### CHALLENGE
Output all of the entries below precisely as written.

[Dataset excerpt]

::::

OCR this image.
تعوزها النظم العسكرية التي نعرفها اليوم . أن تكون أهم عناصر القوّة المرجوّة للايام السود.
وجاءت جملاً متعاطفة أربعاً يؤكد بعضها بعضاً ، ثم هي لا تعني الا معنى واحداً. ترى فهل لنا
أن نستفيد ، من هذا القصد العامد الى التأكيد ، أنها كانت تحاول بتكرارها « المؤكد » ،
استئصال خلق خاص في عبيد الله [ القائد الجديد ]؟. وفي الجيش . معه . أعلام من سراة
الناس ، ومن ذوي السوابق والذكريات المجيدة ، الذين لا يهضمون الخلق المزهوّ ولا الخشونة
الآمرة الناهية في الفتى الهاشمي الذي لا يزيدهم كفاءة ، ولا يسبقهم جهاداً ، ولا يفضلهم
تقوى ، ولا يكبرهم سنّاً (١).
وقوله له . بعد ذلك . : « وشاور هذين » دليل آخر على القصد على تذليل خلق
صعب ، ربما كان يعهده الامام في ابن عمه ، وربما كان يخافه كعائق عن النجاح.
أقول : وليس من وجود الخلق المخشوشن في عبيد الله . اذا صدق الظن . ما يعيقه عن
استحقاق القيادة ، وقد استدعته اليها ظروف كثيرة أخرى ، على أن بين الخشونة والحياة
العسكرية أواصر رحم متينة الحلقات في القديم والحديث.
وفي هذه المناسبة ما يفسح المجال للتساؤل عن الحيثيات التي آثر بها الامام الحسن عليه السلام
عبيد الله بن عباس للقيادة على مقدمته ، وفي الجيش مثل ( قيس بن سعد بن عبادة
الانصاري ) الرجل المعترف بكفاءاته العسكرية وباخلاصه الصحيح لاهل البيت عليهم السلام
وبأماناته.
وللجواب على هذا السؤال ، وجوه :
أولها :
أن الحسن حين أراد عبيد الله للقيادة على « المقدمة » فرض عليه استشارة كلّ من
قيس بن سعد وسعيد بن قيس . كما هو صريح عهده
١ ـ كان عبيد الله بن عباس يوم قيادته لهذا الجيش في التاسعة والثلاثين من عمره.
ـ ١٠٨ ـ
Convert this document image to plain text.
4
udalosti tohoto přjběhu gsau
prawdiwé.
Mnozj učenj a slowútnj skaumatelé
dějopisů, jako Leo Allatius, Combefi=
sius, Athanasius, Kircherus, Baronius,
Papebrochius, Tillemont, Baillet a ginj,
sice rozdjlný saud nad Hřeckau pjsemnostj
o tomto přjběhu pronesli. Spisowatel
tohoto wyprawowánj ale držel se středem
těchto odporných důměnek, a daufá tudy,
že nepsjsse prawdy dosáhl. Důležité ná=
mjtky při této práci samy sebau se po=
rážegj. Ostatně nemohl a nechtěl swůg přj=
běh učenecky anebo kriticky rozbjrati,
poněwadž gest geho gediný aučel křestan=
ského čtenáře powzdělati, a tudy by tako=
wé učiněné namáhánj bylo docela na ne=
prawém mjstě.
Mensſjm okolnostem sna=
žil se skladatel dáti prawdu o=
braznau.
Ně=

::::

### OUTPUT FOR THIS EXERCISE
OCR this image.
تعوزها النظم العسكرية التي نعرفها اليوم . أن تكون أهم عناصر القوّة المرجوّة للايام السود.
وجاءت جملاً متعاطفة أربعاً يؤكد بعضها بعضاً ، ثم هي لا تعني الا معنى واحداً. ترى فهل لنا
أن نستفيد ، من هذا القصد العامد الى التأكيد ، أنها كانت تحاول بتكرارها « المؤكد » ،
استئصال خلق خاص في عبيد الله [ القائد الجديد ]؟. وفي الجيش . معه . أعلام من سراة
الناس ، ومن ذوي السوابق والذكريات المجيدة ، الذين لا يهضمون الخلق المزهوّ ولا الخشونة
الآمرة الناهية في الفتى الهاشمي الذي لا يزيدهم كفاءة ، ولا يسبقهم جهاداً ، ولا يفضلهم
تقوى ، ولا يكبرهم سنّاً (١).
وقوله له . بعد ذلك . : « وشاور هذين » دليل آخر على القصد على تذليل خلق
صعب ، ربما كان يعهده الامام في ابن عمه ، وربما كان يخافه كعائق عن النجاح.
أقول : وليس من وجود الخلق المخشوشن في عبيد الله . اذا صدق الظن . ما يعيقه عن
استحقاق القيادة ، وقد استدعته اليها ظروف كثيرة أخرى ، على أن بين الخشونة والحياة
العسكرية أواصر رحم متينة الحلقات في القديم والحديث.
وفي هذه المناسبة ما يفسح المجال للتساؤل عن الحيثيات التي آثر بها الامام الحسن عليه السلام
عبيد الله بن عباس للقيادة على مقدمته ، وفي الجيش مثل ( قيس بن سعد بن عبادة
الانصاري ) الرجل المعترف بكفاءاته العسكرية وباخلاصه الصحيح لاهل البيت عليهم السلام
وبأماناته.
وللجواب على هذا السؤال ، وجوه :
أولها :
أن الحسن حين أراد عبيد الله للقيادة على « المقدمة » فرض عليه استشارة كلّ من
قيس بن سعد وسعيد بن قيس . كما هو صريح عهده
١ ـ كان عبيد الله بن عباس يوم قيادته لهذا الجيش في التاسعة والثلاثين من عمره.
ـ ١٠٨ ـ
Convert this document image to plain text.
4
udalosti tohoto přjběhu gsau
prawdiwé.
Mnozj učenj a slowútnj skaumatelé
dějopisů, jako Leo Allatius, Combefi=
sius, Athanasius, Kircherus, Baronius,
Papebrochius, Tillemont, Baillet a ginj,
sice rozdjlný saud nad Hřeckau pjsemnostj
o tomto přjběhu pronesli. Spisowatel
tohoto wyprawowánj ale držel se středem
těchto odporných důměnek, a daufá tudy,
že nepsjsse prawdy dosáhl. Důležité ná=
mjtky při této práci samy sebau se po=
rážegj. Ostatně nemohl a nechtěl swůg přj=
běh učenecky anebo kriticky rozbjrati,
poněwadž gest geho gediný aučel křestan=
ského čtenáře powzdělati, a tudy by tako=
wé učiněné namáhánj bylo docela na ne=
prawém mjstě.
Mensſjm okolnostem sna=
žil se skladatel dáti prawdu o=
braznau.
Ně=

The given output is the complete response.